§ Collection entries

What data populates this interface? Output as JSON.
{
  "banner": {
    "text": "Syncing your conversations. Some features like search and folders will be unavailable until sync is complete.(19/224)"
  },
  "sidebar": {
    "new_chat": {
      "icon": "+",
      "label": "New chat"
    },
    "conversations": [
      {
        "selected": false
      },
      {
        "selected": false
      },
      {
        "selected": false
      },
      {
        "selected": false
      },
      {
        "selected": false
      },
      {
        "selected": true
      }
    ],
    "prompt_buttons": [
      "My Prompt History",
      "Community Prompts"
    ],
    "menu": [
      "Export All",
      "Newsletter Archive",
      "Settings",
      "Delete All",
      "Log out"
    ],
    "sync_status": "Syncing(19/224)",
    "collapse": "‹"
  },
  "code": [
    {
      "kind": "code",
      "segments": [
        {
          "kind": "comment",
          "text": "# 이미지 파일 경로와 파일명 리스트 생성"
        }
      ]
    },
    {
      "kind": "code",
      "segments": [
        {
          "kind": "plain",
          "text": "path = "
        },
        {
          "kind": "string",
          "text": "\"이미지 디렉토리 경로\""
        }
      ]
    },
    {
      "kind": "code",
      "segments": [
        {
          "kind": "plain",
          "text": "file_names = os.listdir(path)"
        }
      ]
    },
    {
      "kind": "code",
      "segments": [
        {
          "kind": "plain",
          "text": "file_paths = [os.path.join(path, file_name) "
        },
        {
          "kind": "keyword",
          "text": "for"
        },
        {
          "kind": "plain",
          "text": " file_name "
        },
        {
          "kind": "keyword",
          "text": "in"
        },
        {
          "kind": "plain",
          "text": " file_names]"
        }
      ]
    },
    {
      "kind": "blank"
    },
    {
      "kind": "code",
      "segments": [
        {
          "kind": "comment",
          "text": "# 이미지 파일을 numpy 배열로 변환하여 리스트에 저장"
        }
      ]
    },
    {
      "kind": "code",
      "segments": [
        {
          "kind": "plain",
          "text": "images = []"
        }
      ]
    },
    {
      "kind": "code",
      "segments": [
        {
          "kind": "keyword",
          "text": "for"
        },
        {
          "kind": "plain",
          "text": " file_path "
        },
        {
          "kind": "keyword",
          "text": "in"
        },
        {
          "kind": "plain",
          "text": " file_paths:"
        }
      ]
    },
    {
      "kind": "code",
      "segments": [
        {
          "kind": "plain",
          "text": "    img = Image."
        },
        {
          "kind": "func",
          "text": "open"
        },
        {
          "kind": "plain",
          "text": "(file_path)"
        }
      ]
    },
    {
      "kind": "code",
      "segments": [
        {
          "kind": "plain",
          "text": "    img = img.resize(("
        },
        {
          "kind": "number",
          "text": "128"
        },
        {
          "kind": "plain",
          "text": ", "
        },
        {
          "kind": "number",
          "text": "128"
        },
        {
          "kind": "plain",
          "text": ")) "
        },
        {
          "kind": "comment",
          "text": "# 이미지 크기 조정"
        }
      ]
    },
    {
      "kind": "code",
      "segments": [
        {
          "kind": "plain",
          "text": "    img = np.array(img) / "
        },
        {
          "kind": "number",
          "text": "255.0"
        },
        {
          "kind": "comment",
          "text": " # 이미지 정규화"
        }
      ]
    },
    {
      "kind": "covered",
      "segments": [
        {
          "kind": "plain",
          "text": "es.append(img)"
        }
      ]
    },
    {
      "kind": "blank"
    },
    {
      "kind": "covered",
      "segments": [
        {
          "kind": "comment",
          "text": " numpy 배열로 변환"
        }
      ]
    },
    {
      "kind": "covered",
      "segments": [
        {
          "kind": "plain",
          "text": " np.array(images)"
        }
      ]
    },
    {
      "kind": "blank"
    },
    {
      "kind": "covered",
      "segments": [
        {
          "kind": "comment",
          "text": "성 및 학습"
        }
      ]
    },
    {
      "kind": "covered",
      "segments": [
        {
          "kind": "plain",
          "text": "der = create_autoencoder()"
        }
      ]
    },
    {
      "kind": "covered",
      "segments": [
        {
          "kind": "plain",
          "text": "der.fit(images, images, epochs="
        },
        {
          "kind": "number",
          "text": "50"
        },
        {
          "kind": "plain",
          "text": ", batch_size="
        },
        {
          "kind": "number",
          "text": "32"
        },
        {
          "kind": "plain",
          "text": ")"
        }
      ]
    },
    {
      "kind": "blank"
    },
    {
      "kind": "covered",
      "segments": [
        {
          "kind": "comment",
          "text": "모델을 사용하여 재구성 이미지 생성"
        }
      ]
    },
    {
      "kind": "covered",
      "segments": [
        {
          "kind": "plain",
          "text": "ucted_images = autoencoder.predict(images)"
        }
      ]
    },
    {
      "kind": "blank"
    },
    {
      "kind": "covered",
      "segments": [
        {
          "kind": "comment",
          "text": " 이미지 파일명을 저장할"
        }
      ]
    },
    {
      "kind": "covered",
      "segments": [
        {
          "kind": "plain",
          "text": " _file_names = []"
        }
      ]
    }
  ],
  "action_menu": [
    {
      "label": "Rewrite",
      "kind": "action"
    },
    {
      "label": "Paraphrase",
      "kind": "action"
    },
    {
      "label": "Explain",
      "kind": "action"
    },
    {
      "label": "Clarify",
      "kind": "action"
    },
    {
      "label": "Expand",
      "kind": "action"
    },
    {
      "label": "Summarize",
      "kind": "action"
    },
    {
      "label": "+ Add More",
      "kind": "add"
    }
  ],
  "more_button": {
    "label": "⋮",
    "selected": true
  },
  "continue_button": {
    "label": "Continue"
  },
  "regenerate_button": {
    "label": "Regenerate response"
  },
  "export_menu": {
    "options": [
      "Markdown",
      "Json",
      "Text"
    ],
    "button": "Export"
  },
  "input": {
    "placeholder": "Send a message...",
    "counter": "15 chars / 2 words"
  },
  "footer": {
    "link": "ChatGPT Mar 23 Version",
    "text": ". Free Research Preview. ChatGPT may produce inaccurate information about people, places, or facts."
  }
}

§ SET PROBLEM
Where a line holds "array", copy it out.

§ ANSWER TO THE PROBLEM
          "text": "    img = np.array(img) / "
          "text": " np.array(images)"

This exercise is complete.